Records excerpted from a collection

## begin

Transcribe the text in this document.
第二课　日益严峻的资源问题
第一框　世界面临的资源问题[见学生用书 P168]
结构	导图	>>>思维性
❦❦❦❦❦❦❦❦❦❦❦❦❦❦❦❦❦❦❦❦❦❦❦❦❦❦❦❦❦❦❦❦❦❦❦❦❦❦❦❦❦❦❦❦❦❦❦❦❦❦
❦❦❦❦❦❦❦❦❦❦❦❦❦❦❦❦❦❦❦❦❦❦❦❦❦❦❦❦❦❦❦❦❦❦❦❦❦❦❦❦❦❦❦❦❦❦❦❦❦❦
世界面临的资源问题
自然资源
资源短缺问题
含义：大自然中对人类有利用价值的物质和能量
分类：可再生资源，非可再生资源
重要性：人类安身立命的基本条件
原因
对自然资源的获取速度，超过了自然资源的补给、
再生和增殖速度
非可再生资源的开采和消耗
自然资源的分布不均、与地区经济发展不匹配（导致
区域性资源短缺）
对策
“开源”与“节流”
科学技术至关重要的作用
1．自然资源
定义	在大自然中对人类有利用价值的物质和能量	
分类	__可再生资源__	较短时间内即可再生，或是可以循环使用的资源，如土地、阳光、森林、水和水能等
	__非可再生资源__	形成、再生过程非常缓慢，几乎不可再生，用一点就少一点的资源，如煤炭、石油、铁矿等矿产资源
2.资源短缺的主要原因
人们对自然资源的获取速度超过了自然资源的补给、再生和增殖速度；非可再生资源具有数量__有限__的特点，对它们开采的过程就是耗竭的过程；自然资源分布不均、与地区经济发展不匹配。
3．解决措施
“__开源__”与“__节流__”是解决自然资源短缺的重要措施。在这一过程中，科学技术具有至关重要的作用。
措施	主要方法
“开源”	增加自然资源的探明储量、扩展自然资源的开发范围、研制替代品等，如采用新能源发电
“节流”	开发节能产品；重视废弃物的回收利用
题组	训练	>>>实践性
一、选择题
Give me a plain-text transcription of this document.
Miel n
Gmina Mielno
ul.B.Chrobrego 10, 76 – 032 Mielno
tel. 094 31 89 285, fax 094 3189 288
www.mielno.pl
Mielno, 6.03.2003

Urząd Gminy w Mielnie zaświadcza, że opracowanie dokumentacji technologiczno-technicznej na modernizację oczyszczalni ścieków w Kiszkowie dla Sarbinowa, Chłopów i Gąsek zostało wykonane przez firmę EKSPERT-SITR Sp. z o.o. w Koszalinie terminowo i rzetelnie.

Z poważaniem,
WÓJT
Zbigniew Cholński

## end

• SHORT EXERCISE:
Filter the records down to the lines that contain the string "text", and copy those lines.

• WRITTEN SOLUTION:
Transcribe the text in this document.
Give me a plain-text transcription of this document.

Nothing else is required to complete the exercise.